• What the task asks: Your output should be an exact copy of the records, with no pictures in it.

• Entries supplied:
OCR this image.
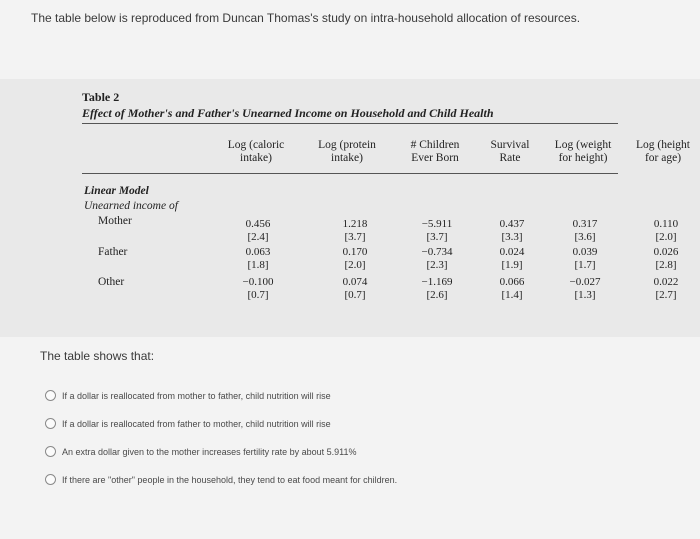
The table below is reproduced from Duncan Thomas's study on intra-household allocation of resources.
Table 2
Effect of Mother's and Father's Unearned Income on Household and Child Health
Log (caloric
intake)
Log (protein
intake)
# Children
Ever Born
Survival
Rate
Log (weight
for height)
Log (height
for age)
Linear Model
Unearned income of
Mother
Father
Other
0.456
[2.4]
1.218
[3.7]
−5.911
[3.7]
0.437
[3.3]
0.317
[3.6]
0.110
[2.0]
0.063
[1.8]
0.170
[2.0]
−0.734
[2.3]
0.024
[1.9]
0.039
[1.7]
0.026
[2.8]
−0.100
[0.7]
0.074
[0.7]
−1.169
[2.6]
0.066
[1.4]
−0.027
[1.3]
0.022
[2.7]
The table shows that:
If a dollar is reallocated from mother to father, child nutrition will rise
If a dollar is reallocated from father to mother, child nutrition will rise
An extra dollar given to the mother increases fertility rate by about 5.911%
If there are "other" people in the household, they tend to eat food meant for children.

• Response area:
OCR this image.
The table below is reproduced from Duncan Thomas's study on intra-household allocation of resources.
Table 2
Effect of Mother's and Father's Unearned Income on Household and Child Health
Log (caloric
intake)
Log (protein
intake)
# Children
Ever Born
Survival
Rate
Log (weight
for height)
Log (height
for age)
Linear Model
Unearned income of
Mother
Father
Other
0.456
[2.4]
1.218
[3.7]
−5.911
[3.7]
0.437
[3.3]
0.317
[3.6]
0.110
[2.0]
0.063
[1.8]
0.170
[2.0]
−0.734
[2.3]
0.024
[1.9]
0.039
[1.7]
0.026
[2.8]
−0.100
[0.7]
0.074
[0.7]
−1.169
[2.6]
0.066
[1.4]
−0.027
[1.3]
0.022
[2.7]
The table shows that:
If a dollar is reallocated from mother to father, child nutrition will rise
If a dollar is reallocated from father to mother, child nutrition will rise
An extra dollar given to the mother increases fertility rate by about 5.911%
If there are "other" people in the household, they tend to eat food meant for children.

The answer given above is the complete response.